• _What you will do_: Please give the entries again in full and exactly, without any picture.

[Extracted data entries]
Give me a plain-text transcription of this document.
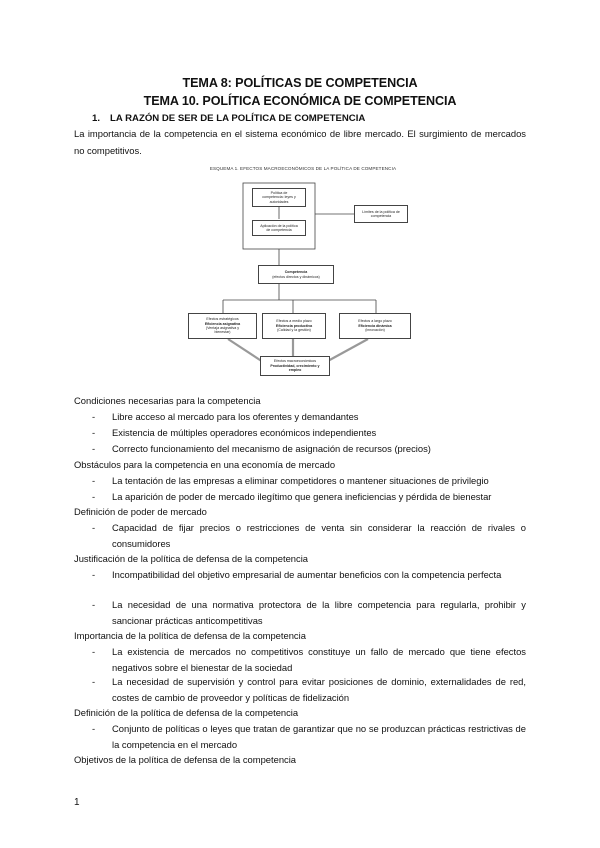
TEMA 8: POLÍTICAS DE COMPETENCIA
TEMA 10. POLÍTICA ECONÓMICA DE COMPETENCIA
1. LA RAZÓN DE SER DE LA POLÍTICA DE COMPETENCIA
La importancia de la competencia en el sistema económico de libre mercado. El surgimiento de mercados no competitivos.
ESQUEMA 1. EFECTOS MACROECONÓMICOS DE LA POLÍTICA DE COMPETENCIA
Política de
competencia: leyes y
autoridades
Aplicación de la política
de competencia
Límites de la política de
competencia
Competencia
(efectos directos y dinámicos)
Efectos estratégicos
Eficiencia asignativa
(Ventaja asignativa y
bienestar)
Efectos a medio plazo
Eficiencia productiva
(Calidad y la gestión)
Efectos a largo plazo
Eficiencia dinámica
(innovación)
Efectos macroeconómicos
Productividad, crecimiento y
empleo
Condiciones necesarias para la competencia
- Libre acceso al mercado para los oferentes y demandantes
- Existencia de múltiples operadores económicos independientes
- Correcto funcionamiento del mecanismo de asignación de recursos (precios)
Obstáculos para la competencia en una economía de mercado
- La tentación de las empresas a eliminar competidores o mantener situaciones de privilegio
- La aparición de poder de mercado ilegítimo que genera ineficiencias y pérdida de bienestar
Definición de poder de mercado
- Capacidad de fijar precios o restricciones de venta sin considerar la reacción de rivales o consumidores
Justificación de la política de defensa de la competencia
- Incompatibilidad del objetivo empresarial de aumentar beneficios con la competencia perfecta
- La necesidad de una normativa protectora de la libre competencia para regularla, prohibir y sancionar prácticas anticompetitivas
Importancia de la política de defensa de la competencia
- La existencia de mercados no competitivos constituye un fallo de mercado que tiene efectos negativos sobre el bienestar de la sociedad
- La necesidad de supervisión y control para evitar posiciones de dominio, externalidades de red, costes de cambio de proveedor y políticas de fidelización
Definición de la política de defensa de la competencia
- Conjunto de políticas o leyes que tratan de garantizar que no se produzcan prácticas restrictivas de la competencia en el mercado
Objetivos de la política de defensa de la competencia
1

• _Correct response_:
Give me a plain-text transcription of this document.
TEMA 8: POLÍTICAS DE COMPETENCIA
TEMA 10. POLÍTICA ECONÓMICA DE COMPETENCIA
1. LA RAZÓN DE SER DE LA POLÍTICA DE COMPETENCIA
La importancia de la competencia en el sistema económico de libre mercado. El surgimiento de mercados no competitivos.
ESQUEMA 1. EFECTOS MACROECONÓMICOS DE LA POLÍTICA DE COMPETENCIA
Política de
competencia: leyes y
autoridades
Aplicación de la política
de competencia
Límites de la política de
competencia
Competencia
(efectos directos y dinámicos)
Efectos estratégicos
Eficiencia asignativa
(Ventaja asignativa y
bienestar)
Efectos a medio plazo
Eficiencia productiva
(Calidad y la gestión)
Efectos a largo plazo
Eficiencia dinámica
(innovación)
Efectos macroeconómicos
Productividad, crecimiento y
empleo
Condiciones necesarias para la competencia
- Libre acceso al mercado para los oferentes y demandantes
- Existencia de múltiples operadores económicos independientes
- Correcto funcionamiento del mecanismo de asignación de recursos (precios)
Obstáculos para la competencia en una economía de mercado
- La tentación de las empresas a eliminar competidores o mantener situaciones de privilegio
- La aparición de poder de mercado ilegítimo que genera ineficiencias y pérdida de bienestar
Definición de poder de mercado
- Capacidad de fijar precios o restricciones de venta sin considerar la reacción de rivales o consumidores
Justificación de la política de defensa de la competencia
- Incompatibilidad del objetivo empresarial de aumentar beneficios con la competencia perfecta
- La necesidad de una normativa protectora de la libre competencia para regularla, prohibir y sancionar prácticas anticompetitivas
Importancia de la política de defensa de la competencia
- La existencia de mercados no competitivos constituye un fallo de mercado que tiene efectos negativos sobre el bienestar de la sociedad
- La necesidad de supervisión y control para evitar posiciones de dominio, externalidades de red, costes de cambio de proveedor y políticas de fidelización
Definición de la política de defensa de la competencia
- Conjunto de políticas o leyes que tratan de garantizar que no se produzcan prácticas restrictivas de la competencia en el mercado
Objetivos de la política de defensa de la competencia
1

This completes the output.